> **The exercise**
Copy out all the records, word for word.
===== Supplied material =====
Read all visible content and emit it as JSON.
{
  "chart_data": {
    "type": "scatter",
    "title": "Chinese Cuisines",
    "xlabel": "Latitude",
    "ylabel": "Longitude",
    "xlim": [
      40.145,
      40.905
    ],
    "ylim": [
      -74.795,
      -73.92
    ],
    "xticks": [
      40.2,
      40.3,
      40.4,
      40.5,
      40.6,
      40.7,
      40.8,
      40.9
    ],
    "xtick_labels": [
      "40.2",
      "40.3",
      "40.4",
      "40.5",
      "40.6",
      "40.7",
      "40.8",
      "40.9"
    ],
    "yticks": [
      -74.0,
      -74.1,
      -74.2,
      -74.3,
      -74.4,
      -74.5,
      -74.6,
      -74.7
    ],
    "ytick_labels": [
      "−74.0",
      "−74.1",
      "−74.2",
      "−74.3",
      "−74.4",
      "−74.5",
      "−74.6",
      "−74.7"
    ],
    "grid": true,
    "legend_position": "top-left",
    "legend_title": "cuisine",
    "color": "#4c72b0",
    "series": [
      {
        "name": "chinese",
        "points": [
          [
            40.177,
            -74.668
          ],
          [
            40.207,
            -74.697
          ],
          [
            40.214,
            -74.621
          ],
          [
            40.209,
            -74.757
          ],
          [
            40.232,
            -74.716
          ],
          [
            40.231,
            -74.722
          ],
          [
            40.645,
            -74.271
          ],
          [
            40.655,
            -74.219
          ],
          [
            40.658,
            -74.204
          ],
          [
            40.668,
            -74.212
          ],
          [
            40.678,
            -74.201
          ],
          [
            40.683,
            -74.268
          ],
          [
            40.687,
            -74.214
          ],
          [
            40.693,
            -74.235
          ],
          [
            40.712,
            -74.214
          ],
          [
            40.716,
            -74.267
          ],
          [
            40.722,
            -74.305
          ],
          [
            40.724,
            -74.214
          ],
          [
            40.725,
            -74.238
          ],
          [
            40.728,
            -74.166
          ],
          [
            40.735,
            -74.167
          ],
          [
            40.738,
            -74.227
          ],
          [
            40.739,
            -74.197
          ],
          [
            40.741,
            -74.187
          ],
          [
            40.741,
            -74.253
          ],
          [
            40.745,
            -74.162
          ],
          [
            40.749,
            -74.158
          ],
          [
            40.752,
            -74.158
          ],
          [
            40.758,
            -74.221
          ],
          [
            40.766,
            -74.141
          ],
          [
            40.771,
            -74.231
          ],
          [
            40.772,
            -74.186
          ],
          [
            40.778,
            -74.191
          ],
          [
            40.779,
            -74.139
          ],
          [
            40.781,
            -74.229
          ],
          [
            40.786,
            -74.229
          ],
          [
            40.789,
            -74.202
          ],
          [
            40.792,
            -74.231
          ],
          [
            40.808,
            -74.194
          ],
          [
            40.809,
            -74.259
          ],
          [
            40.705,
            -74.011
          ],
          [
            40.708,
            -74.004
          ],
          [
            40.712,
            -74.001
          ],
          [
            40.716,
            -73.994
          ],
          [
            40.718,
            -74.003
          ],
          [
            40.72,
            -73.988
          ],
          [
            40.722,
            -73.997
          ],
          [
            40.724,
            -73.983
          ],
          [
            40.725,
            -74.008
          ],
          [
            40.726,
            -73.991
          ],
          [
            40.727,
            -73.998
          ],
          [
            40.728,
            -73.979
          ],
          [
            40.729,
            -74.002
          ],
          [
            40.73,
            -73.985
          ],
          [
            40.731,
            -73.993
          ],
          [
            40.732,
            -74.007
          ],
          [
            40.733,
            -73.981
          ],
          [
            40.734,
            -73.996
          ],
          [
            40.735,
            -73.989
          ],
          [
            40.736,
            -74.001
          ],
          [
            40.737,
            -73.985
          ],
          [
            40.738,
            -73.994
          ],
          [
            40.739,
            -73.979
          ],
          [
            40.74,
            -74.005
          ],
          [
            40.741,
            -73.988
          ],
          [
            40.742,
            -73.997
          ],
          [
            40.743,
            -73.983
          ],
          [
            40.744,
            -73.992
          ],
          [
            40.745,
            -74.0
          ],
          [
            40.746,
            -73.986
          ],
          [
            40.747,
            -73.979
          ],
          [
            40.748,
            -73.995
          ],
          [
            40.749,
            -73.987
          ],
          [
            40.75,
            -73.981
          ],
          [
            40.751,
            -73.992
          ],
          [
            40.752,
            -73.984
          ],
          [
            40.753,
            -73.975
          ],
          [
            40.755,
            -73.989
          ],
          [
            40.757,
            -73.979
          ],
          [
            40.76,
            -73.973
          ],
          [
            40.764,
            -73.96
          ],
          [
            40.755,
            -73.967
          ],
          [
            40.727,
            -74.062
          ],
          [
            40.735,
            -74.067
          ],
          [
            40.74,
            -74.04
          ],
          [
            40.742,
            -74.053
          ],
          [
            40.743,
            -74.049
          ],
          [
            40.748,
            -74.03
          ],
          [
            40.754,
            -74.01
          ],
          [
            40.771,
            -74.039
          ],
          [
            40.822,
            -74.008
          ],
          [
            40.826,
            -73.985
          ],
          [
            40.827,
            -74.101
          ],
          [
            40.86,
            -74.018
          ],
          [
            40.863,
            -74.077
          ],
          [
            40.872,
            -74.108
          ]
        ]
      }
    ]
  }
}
=====
> **Output for this exercise**
Read all visible content and emit it as JSON.
{
  "chart_data": {
    "type": "scatter",
    "title": "Chinese Cuisines",
    "xlabel": "Latitude",
    "ylabel": "Longitude",
    "xlim": [
      40.145,
      40.905
    ],
    "ylim": [
      -74.795,
      -73.92
    ],
    "xticks": [
      40.2,
      40.3,
      40.4,
      40.5,
      40.6,
      40.7,
      40.8,
      40.9
    ],
    "xtick_labels": [
      "40.2",
      "40.3",
      "40.4",
      "40.5",
      "40.6",
      "40.7",
      "40.8",
      "40.9"
    ],
    "yticks": [
      -74.0,
      -74.1,
      -74.2,
      -74.3,
      -74.4,
      -74.5,
      -74.6,
      -74.7
    ],
    "ytick_labels": [
      "−74.0",
      "−74.1",
      "−74.2",
      "−74.3",
      "−74.4",
      "−74.5",
      "−74.6",
      "−74.7"
    ],
    "grid": true,
    "legend_position": "top-left",
    "legend_title": "cuisine",
    "color": "#4c72b0",
    "series": [
      {
        "name": "chinese",
        "points": [
          [
            40.177,
            -74.668
          ],
          [
            40.207,
            -74.697
          ],
          [
            40.214,
            -74.621
          ],
          [
            40.209,
            -74.757
          ],
          [
            40.232,
            -74.716
          ],
          [
            40.231,
            -74.722
          ],
          [
            40.645,
            -74.271
          ],
          [
            40.655,
            -74.219
          ],
          [
            40.658,
            -74.204
          ],
          [
            40.668,
            -74.212
          ],
          [
            40.678,
            -74.201
          ],
          [
            40.683,
            -74.268
          ],
          [
            40.687,
            -74.214
          ],
          [
            40.693,
            -74.235
          ],
          [
            40.712,
            -74.214
          ],
          [
            40.716,
            -74.267
          ],
          [
            40.722,
            -74.305
          ],
          [
            40.724,
            -74.214
          ],
          [
            40.725,
            -74.238
          ],
          [
            40.728,
            -74.166
          ],
          [
            40.735,
            -74.167
          ],
          [
            40.738,
            -74.227
          ],
          [
            40.739,
            -74.197
          ],
          [
            40.741,
            -74.187
          ],
          [
            40.741,
            -74.253
          ],
          [
            40.745,
            -74.162
          ],
          [
            40.749,
            -74.158
          ],
          [
            40.752,
            -74.158
          ],
          [
            40.758,
            -74.221
          ],
          [
            40.766,
            -74.141
          ],
          [
            40.771,
            -74.231
          ],
          [
            40.772,
            -74.186
          ],
          [
            40.778,
            -74.191
          ],
          [
            40.779,
            -74.139
          ],
          [
            40.781,
            -74.229
          ],
          [
            40.786,
            -74.229
          ],
          [
            40.789,
            -74.202
          ],
          [
            40.792,
            -74.231
          ],
          [
            40.808,
            -74.194
          ],
          [
            40.809,
            -74.259
          ],
          [
            40.705,
            -74.011
          ],
          [
            40.708,
            -74.004
          ],
          [
            40.712,
            -74.001
          ],
          [
            40.716,
            -73.994
          ],
          [
            40.718,
            -74.003
          ],
          [
            40.72,
            -73.988
          ],
          [
            40.722,
            -73.997
          ],
          [
            40.724,
            -73.983
          ],
          [
            40.725,
            -74.008
          ],
          [
            40.726,
            -73.991
          ],
          [
            40.727,
            -73.998
          ],
          [
            40.728,
            -73.979
          ],
          [
            40.729,
            -74.002
          ],
          [
            40.73,
            -73.985
          ],
          [
            40.731,
            -73.993
          ],
          [
            40.732,
            -74.007
          ],
          [
            40.733,
            -73.981
          ],
          [
            40.734,
            -73.996
          ],
          [
            40.735,
            -73.989
          ],
          [
            40.736,
            -74.001
          ],
          [
            40.737,
            -73.985
          ],
          [
            40.738,
            -73.994
          ],
          [
            40.739,
            -73.979
          ],
          [
            40.74,
            -74.005
          ],
          [
            40.741,
            -73.988
          ],
          [
            40.742,
            -73.997
          ],
          [
            40.743,
            -73.983
          ],
          [
            40.744,
            -73.992
          ],
          [
            40.745,
            -74.0
          ],
          [
            40.746,
            -73.986
          ],
          [
            40.747,
            -73.979
          ],
          [
            40.748,
            -73.995
          ],
          [
            40.749,
            -73.987
          ],
          [
            40.75,
            -73.981
          ],
          [
            40.751,
            -73.992
          ],
          [
            40.752,
            -73.984
          ],
          [
            40.753,
            -73.975
          ],
          [
            40.755,
            -73.989
          ],
          [
            40.757,
            -73.979
          ],
          [
            40.76,
            -73.973
          ],
          [
            40.764,
            -73.96
          ],
          [
            40.755,
            -73.967
          ],
          [
            40.727,
            -74.062
          ],
          [
            40.735,
            -74.067
          ],
          [
            40.74,
            -74.04
          ],
          [
            40.742,
            -74.053
          ],
          [
            40.743,
            -74.049
          ],
          [
            40.748,
            -74.03
          ],
          [
            40.754,
            -74.01
          ],
          [
            40.771,
            -74.039
          ],
          [
            40.822,
            -74.008
          ],
          [
            40.826,
            -73.985
          ],
          [
            40.827,
            -74.101
          ],
          [
            40.86,
            -74.018
          ],
          [
            40.863,
            -74.077
          ],
          [
            40.872,
            -74.108
          ]
        ]
      }
    ]
  }
}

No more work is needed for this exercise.